**What the exercise asks**: Return the lines below that carry the word "content".

**Data for the task**:

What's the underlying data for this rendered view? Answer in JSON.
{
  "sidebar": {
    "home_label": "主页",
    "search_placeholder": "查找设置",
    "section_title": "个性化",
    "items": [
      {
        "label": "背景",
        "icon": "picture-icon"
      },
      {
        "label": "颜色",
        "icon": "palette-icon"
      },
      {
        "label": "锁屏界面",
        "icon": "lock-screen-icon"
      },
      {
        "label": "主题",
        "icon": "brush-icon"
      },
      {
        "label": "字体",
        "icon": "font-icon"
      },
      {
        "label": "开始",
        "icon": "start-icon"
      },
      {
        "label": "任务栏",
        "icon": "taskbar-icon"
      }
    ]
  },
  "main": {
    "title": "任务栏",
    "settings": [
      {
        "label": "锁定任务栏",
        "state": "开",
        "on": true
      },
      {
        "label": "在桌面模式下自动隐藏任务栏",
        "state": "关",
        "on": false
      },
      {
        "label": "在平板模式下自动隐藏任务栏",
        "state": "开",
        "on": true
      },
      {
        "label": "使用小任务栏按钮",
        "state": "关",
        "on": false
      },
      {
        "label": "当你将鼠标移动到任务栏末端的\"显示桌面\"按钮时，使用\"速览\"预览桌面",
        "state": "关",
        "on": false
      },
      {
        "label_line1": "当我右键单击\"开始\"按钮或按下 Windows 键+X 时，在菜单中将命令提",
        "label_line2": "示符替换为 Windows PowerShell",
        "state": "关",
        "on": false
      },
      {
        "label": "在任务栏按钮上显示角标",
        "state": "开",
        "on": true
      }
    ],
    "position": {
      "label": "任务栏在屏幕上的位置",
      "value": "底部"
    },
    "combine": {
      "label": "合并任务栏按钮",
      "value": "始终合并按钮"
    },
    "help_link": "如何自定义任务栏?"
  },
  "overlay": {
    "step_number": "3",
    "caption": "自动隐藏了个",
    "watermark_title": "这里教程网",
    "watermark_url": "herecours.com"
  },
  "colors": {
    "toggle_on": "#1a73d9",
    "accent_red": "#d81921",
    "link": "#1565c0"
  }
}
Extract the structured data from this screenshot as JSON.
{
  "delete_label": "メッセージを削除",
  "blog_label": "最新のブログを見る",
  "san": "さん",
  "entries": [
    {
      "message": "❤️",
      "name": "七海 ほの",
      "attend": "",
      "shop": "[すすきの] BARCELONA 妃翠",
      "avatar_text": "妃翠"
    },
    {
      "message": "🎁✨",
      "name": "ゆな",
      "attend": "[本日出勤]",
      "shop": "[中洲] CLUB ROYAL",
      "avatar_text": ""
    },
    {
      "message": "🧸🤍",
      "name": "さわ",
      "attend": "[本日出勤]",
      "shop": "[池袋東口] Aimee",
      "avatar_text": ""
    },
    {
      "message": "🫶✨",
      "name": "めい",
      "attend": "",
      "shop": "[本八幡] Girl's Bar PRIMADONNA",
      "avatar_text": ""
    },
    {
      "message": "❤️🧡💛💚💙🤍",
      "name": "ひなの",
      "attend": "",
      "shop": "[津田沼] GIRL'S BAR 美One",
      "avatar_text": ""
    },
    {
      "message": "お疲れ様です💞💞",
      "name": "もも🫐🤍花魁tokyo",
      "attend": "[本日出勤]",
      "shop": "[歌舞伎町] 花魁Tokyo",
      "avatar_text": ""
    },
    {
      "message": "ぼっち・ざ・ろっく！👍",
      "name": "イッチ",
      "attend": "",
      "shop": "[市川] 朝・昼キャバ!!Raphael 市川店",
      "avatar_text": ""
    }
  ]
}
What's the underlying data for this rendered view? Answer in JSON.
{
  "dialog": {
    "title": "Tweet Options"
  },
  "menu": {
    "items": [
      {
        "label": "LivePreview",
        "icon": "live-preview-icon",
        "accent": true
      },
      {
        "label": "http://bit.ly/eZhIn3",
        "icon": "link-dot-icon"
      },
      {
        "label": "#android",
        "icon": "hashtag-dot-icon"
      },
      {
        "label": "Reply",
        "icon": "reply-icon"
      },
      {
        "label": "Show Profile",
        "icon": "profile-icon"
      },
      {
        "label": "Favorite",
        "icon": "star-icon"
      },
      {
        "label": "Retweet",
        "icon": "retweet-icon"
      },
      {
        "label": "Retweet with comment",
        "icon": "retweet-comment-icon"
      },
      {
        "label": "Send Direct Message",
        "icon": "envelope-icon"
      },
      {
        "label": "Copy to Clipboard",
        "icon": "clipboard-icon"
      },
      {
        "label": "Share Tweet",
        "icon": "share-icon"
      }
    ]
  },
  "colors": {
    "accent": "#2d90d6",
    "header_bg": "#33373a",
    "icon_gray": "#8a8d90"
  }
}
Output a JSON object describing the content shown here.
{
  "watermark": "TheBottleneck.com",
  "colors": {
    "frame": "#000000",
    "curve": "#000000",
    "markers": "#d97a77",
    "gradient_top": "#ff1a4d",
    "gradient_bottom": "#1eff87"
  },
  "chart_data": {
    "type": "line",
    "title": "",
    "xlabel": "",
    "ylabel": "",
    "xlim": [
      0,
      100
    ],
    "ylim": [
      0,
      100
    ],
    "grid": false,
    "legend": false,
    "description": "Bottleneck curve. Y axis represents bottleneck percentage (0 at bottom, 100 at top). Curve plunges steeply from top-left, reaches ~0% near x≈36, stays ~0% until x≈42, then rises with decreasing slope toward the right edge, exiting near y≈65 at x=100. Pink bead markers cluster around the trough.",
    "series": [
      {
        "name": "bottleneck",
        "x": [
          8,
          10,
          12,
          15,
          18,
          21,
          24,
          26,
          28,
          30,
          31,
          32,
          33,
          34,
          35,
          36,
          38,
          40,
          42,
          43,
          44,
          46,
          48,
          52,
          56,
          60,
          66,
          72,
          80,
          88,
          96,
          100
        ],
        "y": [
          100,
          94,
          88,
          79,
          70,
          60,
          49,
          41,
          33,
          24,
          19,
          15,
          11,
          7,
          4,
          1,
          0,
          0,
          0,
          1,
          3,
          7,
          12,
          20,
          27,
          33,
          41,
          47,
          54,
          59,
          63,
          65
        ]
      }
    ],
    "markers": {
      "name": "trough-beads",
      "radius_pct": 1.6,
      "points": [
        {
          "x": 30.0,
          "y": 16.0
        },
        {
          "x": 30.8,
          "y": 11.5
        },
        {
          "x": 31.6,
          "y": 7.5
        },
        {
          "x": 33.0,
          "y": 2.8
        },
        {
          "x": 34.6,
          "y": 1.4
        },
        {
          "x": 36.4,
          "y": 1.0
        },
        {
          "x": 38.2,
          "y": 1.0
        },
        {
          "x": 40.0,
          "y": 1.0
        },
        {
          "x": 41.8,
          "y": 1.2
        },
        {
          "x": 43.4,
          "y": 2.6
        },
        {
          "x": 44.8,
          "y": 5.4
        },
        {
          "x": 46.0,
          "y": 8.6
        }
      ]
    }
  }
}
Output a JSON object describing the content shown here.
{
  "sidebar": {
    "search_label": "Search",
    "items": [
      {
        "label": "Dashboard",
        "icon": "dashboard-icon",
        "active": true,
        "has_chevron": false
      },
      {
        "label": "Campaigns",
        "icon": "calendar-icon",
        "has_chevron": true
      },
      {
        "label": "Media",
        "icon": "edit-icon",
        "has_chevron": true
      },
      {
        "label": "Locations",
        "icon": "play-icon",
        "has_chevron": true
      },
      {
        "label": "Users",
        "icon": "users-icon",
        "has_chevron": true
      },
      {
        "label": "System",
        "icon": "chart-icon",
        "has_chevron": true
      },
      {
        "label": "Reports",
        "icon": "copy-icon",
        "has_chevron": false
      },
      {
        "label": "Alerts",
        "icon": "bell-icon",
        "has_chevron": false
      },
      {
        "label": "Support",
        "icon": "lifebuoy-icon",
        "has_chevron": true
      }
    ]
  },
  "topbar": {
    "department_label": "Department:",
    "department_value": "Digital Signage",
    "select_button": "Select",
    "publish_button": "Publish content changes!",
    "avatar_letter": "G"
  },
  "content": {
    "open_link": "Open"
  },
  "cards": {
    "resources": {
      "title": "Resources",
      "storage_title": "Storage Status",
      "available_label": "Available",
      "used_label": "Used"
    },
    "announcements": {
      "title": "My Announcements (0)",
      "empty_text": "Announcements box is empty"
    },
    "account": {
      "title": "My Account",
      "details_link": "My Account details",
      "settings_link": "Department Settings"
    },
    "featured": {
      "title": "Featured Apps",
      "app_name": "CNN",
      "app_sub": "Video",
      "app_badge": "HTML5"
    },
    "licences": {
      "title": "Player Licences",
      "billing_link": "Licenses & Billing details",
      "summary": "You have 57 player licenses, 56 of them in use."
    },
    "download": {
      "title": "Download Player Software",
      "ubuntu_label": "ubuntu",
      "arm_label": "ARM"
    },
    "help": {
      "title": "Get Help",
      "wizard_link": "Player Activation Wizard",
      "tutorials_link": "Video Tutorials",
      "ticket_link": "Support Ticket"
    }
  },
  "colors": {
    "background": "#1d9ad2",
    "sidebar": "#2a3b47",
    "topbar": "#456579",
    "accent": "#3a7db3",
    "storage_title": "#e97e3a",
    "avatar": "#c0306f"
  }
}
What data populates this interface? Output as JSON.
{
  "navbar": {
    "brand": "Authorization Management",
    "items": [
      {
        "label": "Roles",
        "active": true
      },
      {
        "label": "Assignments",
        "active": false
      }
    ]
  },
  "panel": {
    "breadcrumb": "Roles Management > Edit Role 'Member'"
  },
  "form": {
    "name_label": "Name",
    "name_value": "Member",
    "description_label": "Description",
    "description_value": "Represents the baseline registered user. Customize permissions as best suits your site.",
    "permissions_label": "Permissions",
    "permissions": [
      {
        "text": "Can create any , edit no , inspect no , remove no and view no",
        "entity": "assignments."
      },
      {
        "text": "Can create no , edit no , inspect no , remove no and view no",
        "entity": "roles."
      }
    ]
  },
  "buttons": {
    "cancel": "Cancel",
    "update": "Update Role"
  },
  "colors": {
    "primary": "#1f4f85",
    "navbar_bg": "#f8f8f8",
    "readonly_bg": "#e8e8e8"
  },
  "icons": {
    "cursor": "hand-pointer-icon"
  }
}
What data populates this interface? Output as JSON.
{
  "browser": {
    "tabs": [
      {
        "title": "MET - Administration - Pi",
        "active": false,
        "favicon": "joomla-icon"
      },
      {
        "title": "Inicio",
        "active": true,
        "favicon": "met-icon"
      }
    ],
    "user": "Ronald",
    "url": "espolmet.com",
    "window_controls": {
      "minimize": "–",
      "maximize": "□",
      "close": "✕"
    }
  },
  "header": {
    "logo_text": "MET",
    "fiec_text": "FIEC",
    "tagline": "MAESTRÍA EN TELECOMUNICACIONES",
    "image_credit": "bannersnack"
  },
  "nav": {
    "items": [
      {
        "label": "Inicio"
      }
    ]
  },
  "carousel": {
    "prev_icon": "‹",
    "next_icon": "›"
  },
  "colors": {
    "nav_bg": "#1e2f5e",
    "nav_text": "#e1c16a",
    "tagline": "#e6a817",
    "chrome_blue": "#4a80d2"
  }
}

**Result for this exercise**:
Output a JSON object describing the content shown here.
Output a JSON object describing the content shown here.
    "publish_button": "Publish content changes!",
  "content": {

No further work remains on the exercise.